►
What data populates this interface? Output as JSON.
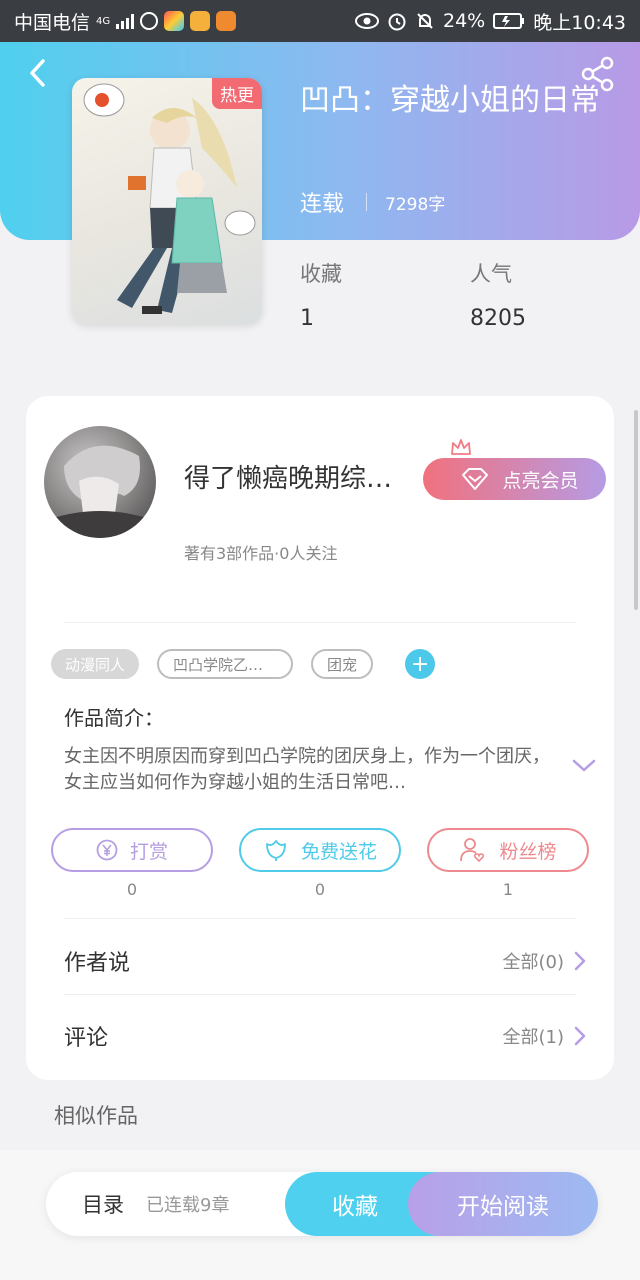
{
  "status_bar": {
    "carrier": "中国电信",
    "network": "4G",
    "battery": "24%",
    "time": "晚上10:43"
  },
  "book": {
    "hot_badge": "热更",
    "title": "凹凸：穿越小姐的日常",
    "status": "连载",
    "word_count": "7298字",
    "favorites_label": "收藏",
    "favorites_value": "1",
    "popularity_label": "人气",
    "popularity_value": "8205"
  },
  "author": {
    "name": "得了懒癌晚期综…",
    "vip_button": "点亮会员",
    "meta": "著有3部作品·0人关注"
  },
  "tags": [
    "动漫同人",
    "凹凸学院乙…",
    "团宠"
  ],
  "intro": {
    "label": "作品简介：",
    "text": "女主因不明原因而穿到凹凸学院的团厌身上，作为一个团厌，女主应当如何作为穿越小姐的生活日常吧…"
  },
  "actions": [
    {
      "label": "打赏",
      "count": "0",
      "color": "#b59ee2"
    },
    {
      "label": "免费送花",
      "count": "0",
      "color": "#4fcbe9"
    },
    {
      "label": "粉丝榜",
      "count": "1",
      "color": "#ee8a8f"
    }
  ],
  "sections": {
    "author_says_label": "作者说",
    "author_says_link": "全部(0)",
    "comments_label": "评论",
    "comments_link": "全部(1)",
    "similar_label": "相似作品"
  },
  "bottom_bar": {
    "toc": "目录",
    "chapters": "已连载9章",
    "favorite": "收藏",
    "read": "开始阅读"
  },
  "colors": {
    "accent_cyan": "#4fd0ee",
    "accent_purple": "#b89ae6",
    "hot_red": "#f26b73"
  }
}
◄
▶ _Task objective_
Take the entries shown above and quote them verbatim, passing over the pictures.

▶ _Task result_
What data populates this interface? Output as JSON.
{
  "status_bar": {
    "carrier": "中国电信",
    "network": "4G",
    "battery": "24%",
    "time": "晚上10:43"
  },
  "book": {
    "hot_badge": "热更",
    "title": "凹凸：穿越小姐的日常",
    "status": "连载",
    "word_count": "7298字",
    "favorites_label": "收藏",
    "favorites_value": "1",
    "popularity_label": "人气",
    "popularity_value": "8205"
  },
  "author": {
    "name": "得了懒癌晚期综…",
    "vip_button": "点亮会员",
    "meta": "著有3部作品·0人关注"
  },
  "tags": [
    "动漫同人",
    "凹凸学院乙…",
    "团宠"
  ],
  "intro": {
    "label": "作品简介：",
    "text": "女主因不明原因而穿到凹凸学院的团厌身上，作为一个团厌，女主应当如何作为穿越小姐的生活日常吧…"
  },
  "actions": [
    {
      "label": "打赏",
      "count": "0",
      "color": "#b59ee2"
    },
    {
      "label": "免费送花",
      "count": "0",
      "color": "#4fcbe9"
    },
    {
      "label": "粉丝榜",
      "count": "1",
      "color": "#ee8a8f"
    }
  ],
  "sections": {
    "author_says_label": "作者说",
    "author_says_link": "全部(0)",
    "comments_label": "评论",
    "comments_link": "全部(1)",
    "similar_label": "相似作品"
  },
  "bottom_bar": {
    "toc": "目录",
    "chapters": "已连载9章",
    "favorite": "收藏",
    "read": "开始阅读"
  },
  "colors": {
    "accent_cyan": "#4fd0ee",
    "accent_purple": "#b89ae6",
    "hot_red": "#f26b73"
  }
}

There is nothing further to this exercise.